What needs to be done ▸ Reproduce the material below word for word, beginning at its first line and ending with the line that contains "sidebar-item-label: Справочники bbox=[66, 421, 145, 436]".

* * * * * * *

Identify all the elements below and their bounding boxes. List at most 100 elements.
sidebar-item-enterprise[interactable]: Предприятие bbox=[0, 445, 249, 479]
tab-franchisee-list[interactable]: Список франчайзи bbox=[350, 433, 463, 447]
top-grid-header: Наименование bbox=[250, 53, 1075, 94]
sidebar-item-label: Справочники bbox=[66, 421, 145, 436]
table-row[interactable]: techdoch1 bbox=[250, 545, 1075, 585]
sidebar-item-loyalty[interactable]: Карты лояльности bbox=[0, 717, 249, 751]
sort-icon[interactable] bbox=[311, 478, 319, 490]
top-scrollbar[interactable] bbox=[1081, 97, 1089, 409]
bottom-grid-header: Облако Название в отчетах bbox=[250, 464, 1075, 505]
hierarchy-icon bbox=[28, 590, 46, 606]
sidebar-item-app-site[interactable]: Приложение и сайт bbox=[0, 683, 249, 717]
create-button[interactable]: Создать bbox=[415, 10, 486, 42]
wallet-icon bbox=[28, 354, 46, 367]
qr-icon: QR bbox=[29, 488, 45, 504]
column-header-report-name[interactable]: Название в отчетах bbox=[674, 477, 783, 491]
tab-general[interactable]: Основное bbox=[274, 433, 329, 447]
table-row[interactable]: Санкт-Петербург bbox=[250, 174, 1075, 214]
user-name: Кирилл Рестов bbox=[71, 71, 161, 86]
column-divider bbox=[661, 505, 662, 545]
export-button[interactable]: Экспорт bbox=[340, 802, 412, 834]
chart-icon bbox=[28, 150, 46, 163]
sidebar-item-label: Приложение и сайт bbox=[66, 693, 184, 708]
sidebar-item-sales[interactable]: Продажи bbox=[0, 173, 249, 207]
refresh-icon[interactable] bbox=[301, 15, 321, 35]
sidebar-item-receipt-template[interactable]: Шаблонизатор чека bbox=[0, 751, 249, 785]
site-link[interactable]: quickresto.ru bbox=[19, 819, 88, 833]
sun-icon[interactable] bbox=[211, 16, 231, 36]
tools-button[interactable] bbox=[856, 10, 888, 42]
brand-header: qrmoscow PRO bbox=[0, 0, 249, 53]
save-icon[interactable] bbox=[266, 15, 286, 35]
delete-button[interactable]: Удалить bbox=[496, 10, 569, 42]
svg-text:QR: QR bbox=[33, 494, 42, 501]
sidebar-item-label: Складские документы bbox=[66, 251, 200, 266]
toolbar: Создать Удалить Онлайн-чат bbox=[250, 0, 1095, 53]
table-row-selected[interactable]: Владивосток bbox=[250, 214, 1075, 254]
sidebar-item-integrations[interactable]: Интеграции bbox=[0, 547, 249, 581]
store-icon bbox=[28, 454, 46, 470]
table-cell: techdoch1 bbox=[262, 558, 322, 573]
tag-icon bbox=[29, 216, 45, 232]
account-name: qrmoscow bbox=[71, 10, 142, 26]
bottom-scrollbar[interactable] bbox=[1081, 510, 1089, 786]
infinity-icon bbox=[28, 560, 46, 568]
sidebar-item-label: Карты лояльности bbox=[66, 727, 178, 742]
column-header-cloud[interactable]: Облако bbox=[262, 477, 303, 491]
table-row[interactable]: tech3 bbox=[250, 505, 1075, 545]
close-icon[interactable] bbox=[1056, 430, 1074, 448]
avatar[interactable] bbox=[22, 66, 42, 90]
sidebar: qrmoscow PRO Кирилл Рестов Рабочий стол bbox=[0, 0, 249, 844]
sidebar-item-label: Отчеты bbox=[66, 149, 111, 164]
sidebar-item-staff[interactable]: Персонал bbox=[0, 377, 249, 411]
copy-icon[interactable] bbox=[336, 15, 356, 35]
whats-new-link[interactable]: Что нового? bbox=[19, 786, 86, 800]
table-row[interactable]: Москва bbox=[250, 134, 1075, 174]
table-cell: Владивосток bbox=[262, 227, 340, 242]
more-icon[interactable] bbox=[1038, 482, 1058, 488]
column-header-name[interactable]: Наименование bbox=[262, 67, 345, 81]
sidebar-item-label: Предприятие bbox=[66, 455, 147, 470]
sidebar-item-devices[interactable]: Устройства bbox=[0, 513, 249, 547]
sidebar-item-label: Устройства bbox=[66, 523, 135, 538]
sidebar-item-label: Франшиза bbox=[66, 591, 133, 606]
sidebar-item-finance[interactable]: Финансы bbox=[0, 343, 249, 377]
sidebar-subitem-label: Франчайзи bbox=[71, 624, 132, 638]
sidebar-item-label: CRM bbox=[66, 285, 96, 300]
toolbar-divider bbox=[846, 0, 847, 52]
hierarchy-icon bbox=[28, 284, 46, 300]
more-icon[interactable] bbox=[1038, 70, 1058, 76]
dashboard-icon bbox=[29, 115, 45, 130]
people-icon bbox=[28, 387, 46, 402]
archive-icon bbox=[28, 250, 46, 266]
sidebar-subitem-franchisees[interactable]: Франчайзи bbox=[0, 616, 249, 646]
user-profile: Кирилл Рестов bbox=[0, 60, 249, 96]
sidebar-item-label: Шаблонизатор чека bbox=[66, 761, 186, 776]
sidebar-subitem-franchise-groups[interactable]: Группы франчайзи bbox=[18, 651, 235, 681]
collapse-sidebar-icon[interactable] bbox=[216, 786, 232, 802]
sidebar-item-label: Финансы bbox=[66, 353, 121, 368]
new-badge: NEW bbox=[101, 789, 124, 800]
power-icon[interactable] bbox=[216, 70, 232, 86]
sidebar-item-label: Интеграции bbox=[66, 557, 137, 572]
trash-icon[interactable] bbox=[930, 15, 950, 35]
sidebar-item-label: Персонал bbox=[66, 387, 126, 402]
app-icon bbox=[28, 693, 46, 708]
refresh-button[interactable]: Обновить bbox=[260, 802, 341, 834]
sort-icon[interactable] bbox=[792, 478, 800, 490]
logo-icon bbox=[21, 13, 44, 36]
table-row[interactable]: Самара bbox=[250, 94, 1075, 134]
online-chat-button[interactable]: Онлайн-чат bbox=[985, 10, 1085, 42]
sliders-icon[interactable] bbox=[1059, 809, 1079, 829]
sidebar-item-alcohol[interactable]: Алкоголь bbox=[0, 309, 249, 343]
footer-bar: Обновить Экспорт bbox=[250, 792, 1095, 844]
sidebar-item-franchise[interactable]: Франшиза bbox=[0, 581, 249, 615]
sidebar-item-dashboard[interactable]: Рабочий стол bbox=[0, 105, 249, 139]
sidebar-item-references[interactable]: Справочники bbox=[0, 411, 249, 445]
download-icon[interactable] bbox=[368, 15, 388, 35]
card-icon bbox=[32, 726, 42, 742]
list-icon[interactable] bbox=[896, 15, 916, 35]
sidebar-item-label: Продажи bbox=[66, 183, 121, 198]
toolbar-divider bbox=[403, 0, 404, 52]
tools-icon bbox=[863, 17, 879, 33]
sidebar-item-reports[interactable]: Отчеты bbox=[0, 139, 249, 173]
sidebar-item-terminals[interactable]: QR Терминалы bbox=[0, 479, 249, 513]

* * * * * * *

Output ▸
Identify all the elements below and their bounding boxes. List at most 100 elements.
sidebar-item-enterprise[interactable]: Предприятие bbox=[0, 445, 249, 479]
tab-franchisee-list[interactable]: Список франчайзи bbox=[350, 433, 463, 447]
top-grid-header: Наименование bbox=[250, 53, 1075, 94]
sidebar-item-label: Справочники bbox=[66, 421, 145, 436]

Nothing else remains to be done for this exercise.